Figure content listings:
+ + + + +

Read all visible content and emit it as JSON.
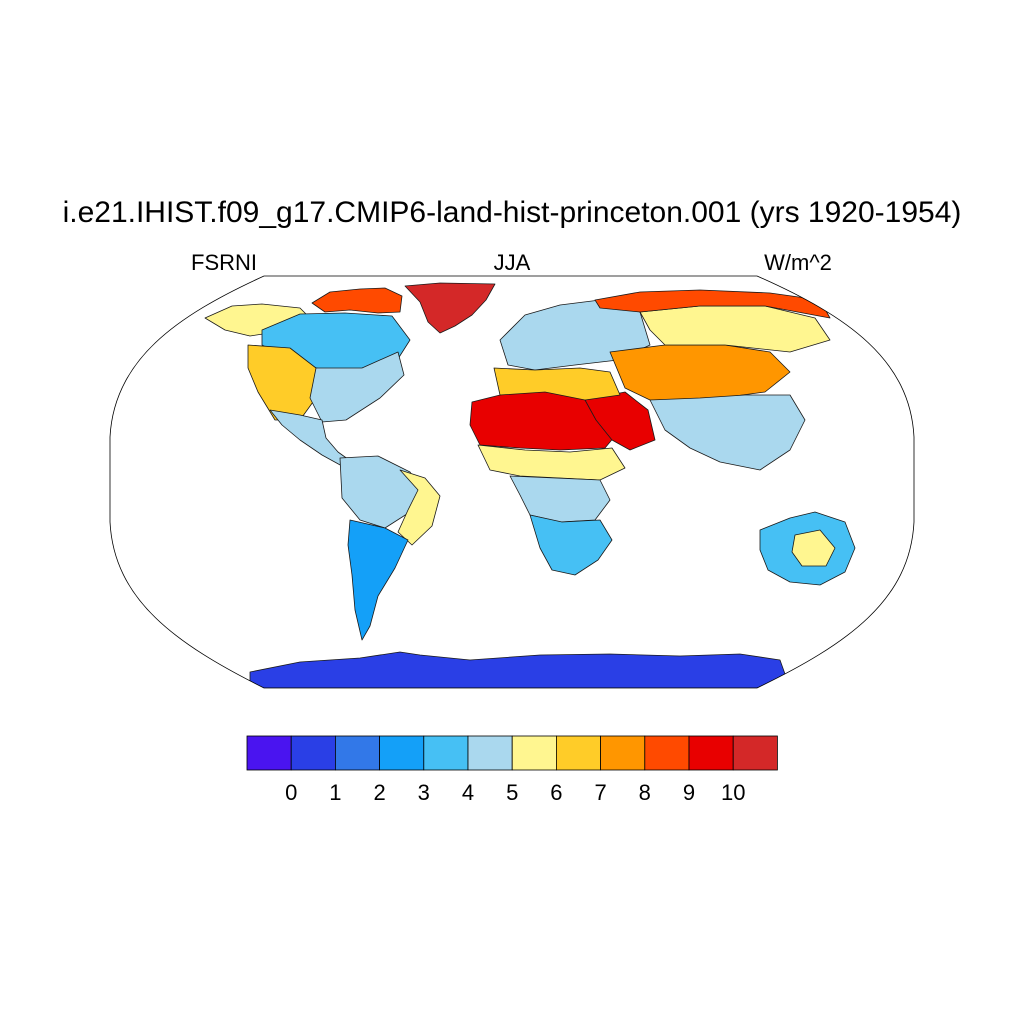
{
  "title": "i.e21.IHIST.f09_g17.CMIP6-land-hist-princeton.001 (yrs 1920-1954)",
  "left_label": "FSRNI",
  "center_label": "JJA",
  "right_label": "W/m^2",
  "map": {
    "projection": "robinson",
    "ocean_color": "#ffffff",
    "coast_color": "#000000"
  },
  "colorbar": {
    "colors": [
      "#4a14f0",
      "#2a3fe6",
      "#3278e8",
      "#14a0f8",
      "#46c0f4",
      "#aad8ee",
      "#fff690",
      "#ffcc28",
      "#ff9600",
      "#ff4a00",
      "#e80000",
      "#d42828"
    ],
    "tick_labels": [
      "0",
      "1",
      "2",
      "3",
      "4",
      "5",
      "6",
      "7",
      "8",
      "9",
      "10"
    ]
  },
  "regions": [
    {
      "name": "greenland",
      "value_bin": 11
    },
    {
      "name": "canada-arctic-coast",
      "value_bin": 9
    },
    {
      "name": "alaska",
      "value_bin": 6
    },
    {
      "name": "canada-interior",
      "value_bin": 4
    },
    {
      "name": "western-usa",
      "value_bin": 7
    },
    {
      "name": "eastern-usa",
      "value_bin": 5
    },
    {
      "name": "mexico-central-america",
      "value_bin": 5
    },
    {
      "name": "amazon",
      "value_bin": 5
    },
    {
      "name": "brazil-east",
      "value_bin": 6
    },
    {
      "name": "southern-south-america",
      "value_bin": 3
    },
    {
      "name": "sahara",
      "value_bin": 10
    },
    {
      "name": "arabia",
      "value_bin": 10
    },
    {
      "name": "sahel",
      "value_bin": 6
    },
    {
      "name": "central-africa",
      "value_bin": 5
    },
    {
      "name": "southern-africa",
      "value_bin": 4
    },
    {
      "name": "europe",
      "value_bin": 5
    },
    {
      "name": "mediterranean",
      "value_bin": 7
    },
    {
      "name": "central-asia",
      "value_bin": 8
    },
    {
      "name": "siberia",
      "value_bin": 6
    },
    {
      "name": "arctic-russia-coast",
      "value_bin": 9
    },
    {
      "name": "india-se-asia",
      "value_bin": 5
    },
    {
      "name": "australia",
      "value_bin": 4
    },
    {
      "name": "central-australia",
      "value_bin": 6
    },
    {
      "name": "antarctica",
      "value_bin": 1
    }
  ]
}
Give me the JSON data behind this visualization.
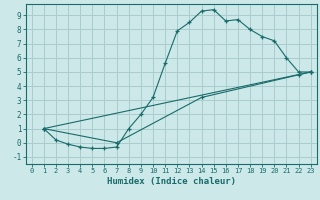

+ + + + +

Exercise aim: Pick each line holding the word "australia" out of the data and copy it.

Final answer:
      "name": "australia",
      "name": "central-australia",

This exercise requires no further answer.